• **What the exercise asks**:
Every entry below should be repeated exactly; the pictures should not.

______________________________

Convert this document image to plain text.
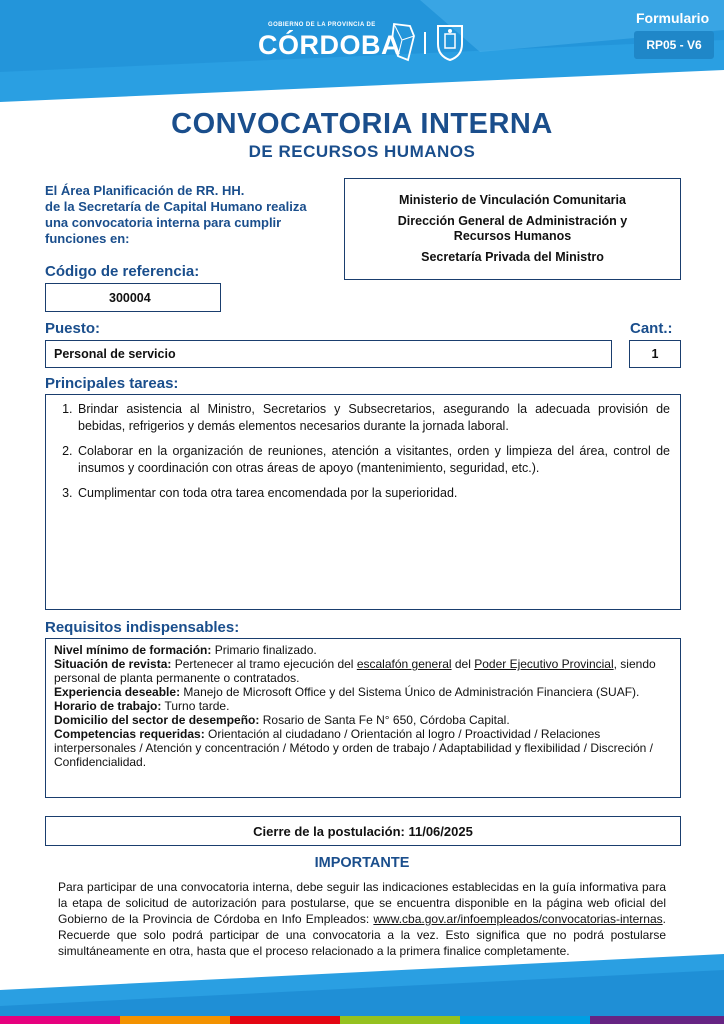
GOBIERNO DE LA PROVINCIA DE
CÓRDOBA
Formulario
RP05 - V6
CONVOCATORIA INTERNA
DE RECURSOS HUMANOS
El Área Planificación de RR. HH.
de la Secretaría de Capital Humano realiza
una convocatoria interna para cumplir
funciones en:
Ministerio de Vinculación Comunitaria
Dirección General de Administración y Recursos Humanos
Secretaría Privada del Ministro
Código de referencia:
300004
Puesto:
Personal de servicio
Cant.:
1
Principales tareas:
1. Brindar asistencia al Ministro, Secretarios y Subsecretarios, asegurando la adecuada provisión de bebidas, refrigerios y demás elementos necesarios durante la jornada laboral.
2. Colaborar en la organización de reuniones, atención a visitantes, orden y limpieza del área, control de insumos y coordinación con otras áreas de apoyo (mantenimiento, seguridad, etc.).
3. Cumplimentar con toda otra tarea encomendada por la superioridad.
Requisitos indispensables:

Nivel mínimo de formación: Primario finalizado.

Situación de revista: Pertenecer al tramo ejecución del escalafón general del Poder Ejecutivo Provincial, siendo personal de planta permanente o contratados.

Experiencia deseable: Manejo de Microsoft Office y del Sistema Único de Administración Financiera (SUAF).

Horario de trabajo: Turno tarde.

Domicilio del sector de desempeño: Rosario de Santa Fe N° 650, Córdoba Capital.

Competencias requeridas: Orientación al ciudadano / Orientación al logro / Proactividad / Relaciones interpersonales / Atención y concentración / Método y orden de trabajo / Adaptabilidad y flexibilidad / Discreción / Confidencialidad.

Cierre de la postulación: 11/06/2025
IMPORTANTE
Para participar de una convocatoria interna, debe seguir las indicaciones establecidas en la guía informativa para la etapa de solicitud de autorización para postularse, que se encuentra disponible en la página web oficial del Gobierno de la Provincia de Córdoba en Info Empleados: www.cba.gov.ar/infoempleados/convocatorias-internas. Recuerde que solo podrá participar de una convocatoria a la vez. Esto significa que no podrá postularse simultáneamente en otra, hasta que el proceso relacionado a la primera finalice completamente.
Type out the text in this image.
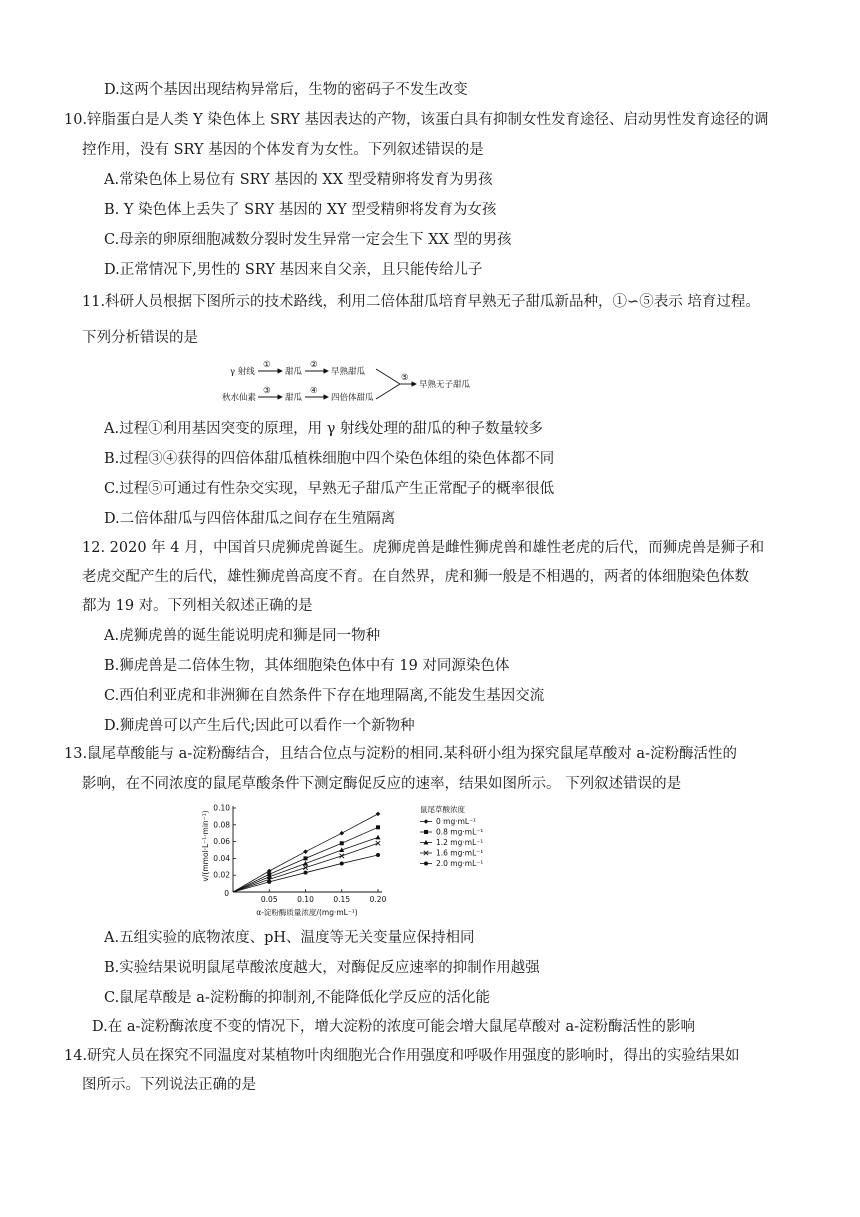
D.这两个基因出现结构异常后，生物的密码子不发生改变
10.锌脂蛋白是人类 Y 染色体上 SRY 基因表达的产物，该蛋白具有抑制女性发育途径、启动男性发育途径的调
控作用，没有 SRY 基因的个体发育为女性。下列叙述错误的是
A.常染色体上易位有 SRY 基因的 XX 型受精卵将发育为男孩
B. Y 染色体上丢失了 SRY 基因的 XY 型受精卵将发育为女孩
C.母亲的卵原细胞减数分裂时发生异常一定会生下 XX 型的男孩
D.正常情况下,男性的 SRY 基因来自父亲，且只能传给儿子
11.科研人员根据下图所示的技术路线，利用二倍体甜瓜培育早熟无子甜瓜新品种，①∽⑤表示 培育过程。
下列分析错误的是
γ 射线
①
甜瓜
②
早熟甜瓜
秋水仙素
③
甜瓜
④
四倍体甜瓜
⑤
早熟无子甜瓜
A.过程①利用基因突变的原理，用 γ 射线处理的甜瓜的种子数量较多
B.过程③④获得的四倍体甜瓜植株细胞中四个染色体组的染色体都不同
C.过程⑤可通过有性杂交实现，早熟无子甜瓜产生正常配子的概率很低
D.二倍体甜瓜与四倍体甜瓜之间存在生殖隔离
12. 2020 年 4 月，中国首只虎狮虎兽诞生。虎狮虎兽是雌性狮虎兽和雄性老虎的后代，而狮虎兽是狮子和
老虎交配产生的后代，雄性狮虎兽高度不育。在自然界，虎和狮一般是不相遇的，两者的体细胞染色体数
都为 19 对。下列相关叙述正确的是
A.虎狮虎兽的诞生能说明虎和狮是同一物种
B.狮虎兽是二倍体生物，其体细胞染色体中有 19 对同源染色体
C.西伯利亚虎和非洲狮在自然条件下存在地理隔离,不能发生基因交流
D.狮虎兽可以产生后代;因此可以看作一个新物种
13.鼠尾草酸能与 a-淀粉酶结合，且结合位点与淀粉的相同.某科研小组为探究鼠尾草酸对 a-淀粉酶活性的
影响，在不同浓度的鼠尾草酸条件下测定酶促反应的速率，结果如图所示。 下列叙述错误的是
0.02
0.04
0.06
0.08
0.10
0
0.05	0.10	0.15	0.20
v/(mmol·L⁻¹·min⁻¹)
α-淀粉酶质量浓度/(mg·mL⁻¹)
鼠尾草酸浓度
0 mg·mL⁻¹
0.8 mg·mL⁻¹
1.2 mg·mL⁻¹
1.6 mg·mL⁻¹
2.0 mg·mL⁻¹
A.五组实验的底物浓度、pH、温度等无关变量应保持相同
B.实验结果说明鼠尾草酸浓度越大，对酶促反应速率的抑制作用越强
C.鼠尾草酸是 a-淀粉酶的抑制剂,不能降低化学反应的活化能
D.在 a-淀粉酶浓度不变的情况下，增大淀粉的浓度可能会增大鼠尾草酸对 a-淀粉酶活性的影响
14.研究人员在探究不同温度对某植物叶肉细胞光合作用强度和呼吸作用强度的影响时，得出的实验结果如
图所示。下列说法正确的是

______________________________

• **Expected answer**:
Convert this document image to plain text.
GOBIERNO DE LA PROVINCIA DE
CÓRDOBA
Formulario
RP05 - V6
CONVOCATORIA INTERNA
DE RECURSOS HUMANOS
El Área Planificación de RR. HH.
de la Secretaría de Capital Humano realiza
una convocatoria interna para cumplir
funciones en:
Ministerio de Vinculación Comunitaria
Dirección General de Administración y Recursos Humanos
Secretaría Privada del Ministro
Código de referencia:
300004
Puesto:
Personal de servicio
Cant.:
1
Principales tareas:
1. Brindar asistencia al Ministro, Secretarios y Subsecretarios, asegurando la adecuada provisión de bebidas, refrigerios y demás elementos necesarios durante la jornada laboral.
2. Colaborar en la organización de reuniones, atención a visitantes, orden y limpieza del área, control de insumos y coordinación con otras áreas de apoyo (mantenimiento, seguridad, etc.).
3. Cumplimentar con toda otra tarea encomendada por la superioridad.
Requisitos indispensables:

Nivel mínimo de formación: Primario finalizado.

Situación de revista: Pertenecer al tramo ejecución del escalafón general del Poder Ejecutivo Provincial, siendo personal de planta permanente o contratados.

Experiencia deseable: Manejo de Microsoft Office y del Sistema Único de Administración Financiera (SUAF).

Horario de trabajo: Turno tarde.

Domicilio del sector de desempeño: Rosario de Santa Fe N° 650, Córdoba Capital.

Competencias requeridas: Orientación al ciudadano / Orientación al logro / Proactividad / Relaciones interpersonales / Atención y concentración / Método y orden de trabajo / Adaptabilidad y flexibilidad / Discreción / Confidencialidad.

Cierre de la postulación: 11/06/2025
IMPORTANTE
Para participar de una convocatoria interna, debe seguir las indicaciones establecidas en la guía informativa para la etapa de solicitud de autorización para postularse, que se encuentra disponible en la página web oficial del Gobierno de la Provincia de Córdoba en Info Empleados: www.cba.gov.ar/infoempleados/convocatorias-internas. Recuerde que solo podrá participar de una convocatoria a la vez. Esto significa que no podrá postularse simultáneamente en otra, hasta que el proceso relacionado a la primera finalice completamente.
Type out the text in this image.
D.这两个基因出现结构异常后，生物的密码子不发生改变
10.锌脂蛋白是人类 Y 染色体上 SRY 基因表达的产物，该蛋白具有抑制女性发育途径、启动男性发育途径的调
控作用，没有 SRY 基因的个体发育为女性。下列叙述错误的是
A.常染色体上易位有 SRY 基因的 XX 型受精卵将发育为男孩
B. Y 染色体上丢失了 SRY 基因的 XY 型受精卵将发育为女孩
C.母亲的卵原细胞减数分裂时发生异常一定会生下 XX 型的男孩
D.正常情况下,男性的 SRY 基因来自父亲，且只能传给儿子
11.科研人员根据下图所示的技术路线，利用二倍体甜瓜培育早熟无子甜瓜新品种，①∽⑤表示 培育过程。
下列分析错误的是
γ 射线
①
甜瓜
②
早熟甜瓜
秋水仙素
③
甜瓜
④
四倍体甜瓜
⑤
早熟无子甜瓜
A.过程①利用基因突变的原理，用 γ 射线处理的甜瓜的种子数量较多
B.过程③④获得的四倍体甜瓜植株细胞中四个染色体组的染色体都不同
C.过程⑤可通过有性杂交实现，早熟无子甜瓜产生正常配子的概率很低
D.二倍体甜瓜与四倍体甜瓜之间存在生殖隔离
12. 2020 年 4 月，中国首只虎狮虎兽诞生。虎狮虎兽是雌性狮虎兽和雄性老虎的后代，而狮虎兽是狮子和
老虎交配产生的后代，雄性狮虎兽高度不育。在自然界，虎和狮一般是不相遇的，两者的体细胞染色体数
都为 19 对。下列相关叙述正确的是
A.虎狮虎兽的诞生能说明虎和狮是同一物种
B.狮虎兽是二倍体生物，其体细胞染色体中有 19 对同源染色体
C.西伯利亚虎和非洲狮在自然条件下存在地理隔离,不能发生基因交流
D.狮虎兽可以产生后代;因此可以看作一个新物种
13.鼠尾草酸能与 a-淀粉酶结合，且结合位点与淀粉的相同.某科研小组为探究鼠尾草酸对 a-淀粉酶活性的
影响，在不同浓度的鼠尾草酸条件下测定酶促反应的速率，结果如图所示。 下列叙述错误的是
0.02
0.04
0.06
0.08
0.10
0
0.05	0.10	0.15	0.20
v/(mmol·L⁻¹·min⁻¹)
α-淀粉酶质量浓度/(mg·mL⁻¹)
鼠尾草酸浓度
0 mg·mL⁻¹
0.8 mg·mL⁻¹
1.2 mg·mL⁻¹
1.6 mg·mL⁻¹
2.0 mg·mL⁻¹
A.五组实验的底物浓度、pH、温度等无关变量应保持相同
B.实验结果说明鼠尾草酸浓度越大，对酶促反应速率的抑制作用越强
C.鼠尾草酸是 a-淀粉酶的抑制剂,不能降低化学反应的活化能
D.在 a-淀粉酶浓度不变的情况下，增大淀粉的浓度可能会增大鼠尾草酸对 a-淀粉酶活性的影响
14.研究人员在探究不同温度对某植物叶肉细胞光合作用强度和呼吸作用强度的影响时，得出的实验结果如
图所示。下列说法正确的是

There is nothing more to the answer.